**Requirements:** Scan the entries below. List each line with "sala".

Data listing:
- - -
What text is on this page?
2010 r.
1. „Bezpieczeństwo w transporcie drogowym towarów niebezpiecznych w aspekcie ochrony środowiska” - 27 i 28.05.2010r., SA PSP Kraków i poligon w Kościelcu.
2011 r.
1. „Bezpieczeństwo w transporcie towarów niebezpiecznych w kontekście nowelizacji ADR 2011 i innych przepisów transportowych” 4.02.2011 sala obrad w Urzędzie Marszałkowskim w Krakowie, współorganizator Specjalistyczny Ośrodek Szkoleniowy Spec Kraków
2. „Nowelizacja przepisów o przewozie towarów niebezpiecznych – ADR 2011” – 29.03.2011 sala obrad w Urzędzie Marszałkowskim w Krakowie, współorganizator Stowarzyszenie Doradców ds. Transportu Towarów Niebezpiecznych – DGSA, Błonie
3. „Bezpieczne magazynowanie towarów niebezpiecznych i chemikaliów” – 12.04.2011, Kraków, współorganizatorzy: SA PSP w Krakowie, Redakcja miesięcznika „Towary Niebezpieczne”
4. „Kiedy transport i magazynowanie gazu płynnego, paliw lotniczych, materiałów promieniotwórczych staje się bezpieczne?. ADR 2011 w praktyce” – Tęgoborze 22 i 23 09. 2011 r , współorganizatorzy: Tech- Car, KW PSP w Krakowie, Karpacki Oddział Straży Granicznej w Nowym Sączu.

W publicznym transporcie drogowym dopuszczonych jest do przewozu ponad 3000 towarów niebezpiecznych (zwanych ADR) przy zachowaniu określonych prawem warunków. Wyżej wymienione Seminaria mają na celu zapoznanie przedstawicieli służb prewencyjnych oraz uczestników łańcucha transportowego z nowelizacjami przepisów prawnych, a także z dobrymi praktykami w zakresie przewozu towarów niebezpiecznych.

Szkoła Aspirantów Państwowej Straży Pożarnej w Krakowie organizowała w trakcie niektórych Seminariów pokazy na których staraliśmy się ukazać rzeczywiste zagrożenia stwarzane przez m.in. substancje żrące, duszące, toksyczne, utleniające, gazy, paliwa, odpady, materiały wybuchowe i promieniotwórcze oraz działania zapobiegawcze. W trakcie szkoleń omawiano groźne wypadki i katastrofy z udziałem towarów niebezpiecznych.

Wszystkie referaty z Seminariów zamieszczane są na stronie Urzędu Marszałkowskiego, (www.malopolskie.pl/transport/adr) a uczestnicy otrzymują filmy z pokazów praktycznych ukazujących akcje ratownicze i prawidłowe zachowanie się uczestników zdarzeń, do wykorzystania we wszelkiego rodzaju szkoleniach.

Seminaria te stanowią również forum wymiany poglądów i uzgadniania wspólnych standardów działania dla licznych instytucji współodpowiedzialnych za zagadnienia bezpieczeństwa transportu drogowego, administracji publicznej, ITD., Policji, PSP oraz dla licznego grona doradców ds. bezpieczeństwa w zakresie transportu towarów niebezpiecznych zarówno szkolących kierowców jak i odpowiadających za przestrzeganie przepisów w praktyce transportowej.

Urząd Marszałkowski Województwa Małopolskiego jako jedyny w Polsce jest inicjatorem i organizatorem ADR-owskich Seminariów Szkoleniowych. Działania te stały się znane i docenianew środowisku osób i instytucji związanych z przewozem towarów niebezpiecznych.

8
- - -
**Final answer:**
1. „Bezpieczeństwo w transporcie towarów niebezpiecznych w kontekście nowelizacji ADR 2011 i innych przepisów transportowych” 4.02.2011 sala obrad w Urzędzie Marszałkowskim w Krakowie, współorganizator Specjalistyczny Ośrodek Szkoleniowy Spec Kraków
2. „Nowelizacja przepisów o przewozie towarów niebezpiecznych – ADR 2011” – 29.03.2011 sala obrad w Urzędzie Marszałkowskim w Krakowie, współorganizator Stowarzyszenie Doradców ds. Transportu Towarów Niebezpiecznych – DGSA, Błonie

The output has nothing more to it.